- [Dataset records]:
▼▼▼
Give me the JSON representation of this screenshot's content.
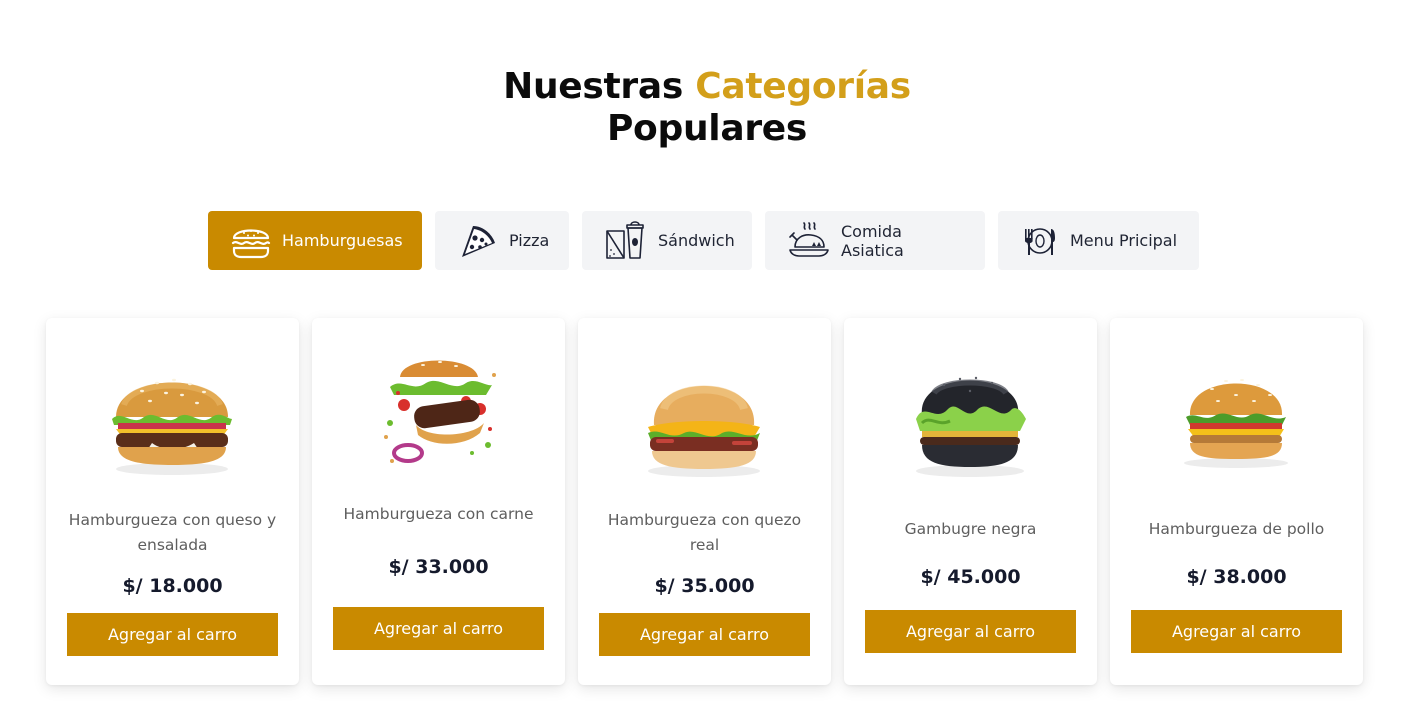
{
  "section": {
    "title_part1": "Nuestras",
    "title_accent": "Categorías",
    "title_part2": "Populares"
  },
  "colors": {
    "accent_text": "#d39f1a",
    "accent_button": "#c98a00",
    "tab_bg": "#f3f4f6",
    "price_text": "#151a2c"
  },
  "tabs": [
    {
      "label": "Hamburguesas",
      "icon": "burger-icon",
      "active": true
    },
    {
      "label": "Pizza",
      "icon": "pizza-icon",
      "active": false
    },
    {
      "label": "Sándwich",
      "icon": "sandwich-icon",
      "active": false
    },
    {
      "label": "Comida Asiatica",
      "icon": "roast-chicken-icon",
      "active": false
    },
    {
      "label": "Menu Pricipal",
      "icon": "cutlery-icon",
      "active": false
    }
  ],
  "products": [
    {
      "name": "Hamburgueza con queso y ensalada",
      "price": "$/ 18.000",
      "button": "Agregar al carro",
      "image": "burger-cheese-salad"
    },
    {
      "name": "Hamburgueza con carne",
      "price": "$/ 33.000",
      "button": "Agregar al carro",
      "image": "burger-flying-meat"
    },
    {
      "name": "Hamburgueza con quezo real",
      "price": "$/ 35.000",
      "button": "Agregar al carro",
      "image": "burger-real-cheese"
    },
    {
      "name": "Gambugre negra",
      "price": "$/ 45.000",
      "button": "Agregar al carro",
      "image": "black-burger"
    },
    {
      "name": "Hamburgueza de pollo",
      "price": "$/ 38.000",
      "button": "Agregar al carro",
      "image": "chicken-burger"
    }
  ]
}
▲▲▲
- [Exercise brief]: Transcribe every record above exactly, leaving out the pictures.

- [The result]:
Give me the JSON representation of this screenshot's content.
{
  "section": {
    "title_part1": "Nuestras",
    "title_accent": "Categorías",
    "title_part2": "Populares"
  },
  "colors": {
    "accent_text": "#d39f1a",
    "accent_button": "#c98a00",
    "tab_bg": "#f3f4f6",
    "price_text": "#151a2c"
  },
  "tabs": [
    {
      "label": "Hamburguesas",
      "icon": "burger-icon",
      "active": true
    },
    {
      "label": "Pizza",
      "icon": "pizza-icon",
      "active": false
    },
    {
      "label": "Sándwich",
      "icon": "sandwich-icon",
      "active": false
    },
    {
      "label": "Comida Asiatica",
      "icon": "roast-chicken-icon",
      "active": false
    },
    {
      "label": "Menu Pricipal",
      "icon": "cutlery-icon",
      "active": false
    }
  ],
  "products": [
    {
      "name": "Hamburgueza con queso y ensalada",
      "price": "$/ 18.000",
      "button": "Agregar al carro",
      "image": "burger-cheese-salad"
    },
    {
      "name": "Hamburgueza con carne",
      "price": "$/ 33.000",
      "button": "Agregar al carro",
      "image": "burger-flying-meat"
    },
    {
      "name": "Hamburgueza con quezo real",
      "price": "$/ 35.000",
      "button": "Agregar al carro",
      "image": "burger-real-cheese"
    },
    {
      "name": "Gambugre negra",
      "price": "$/ 45.000",
      "button": "Agregar al carro",
      "image": "black-burger"
    },
    {
      "name": "Hamburgueza de pollo",
      "price": "$/ 38.000",
      "button": "Agregar al carro",
      "image": "chicken-burger"
    }
  ]
}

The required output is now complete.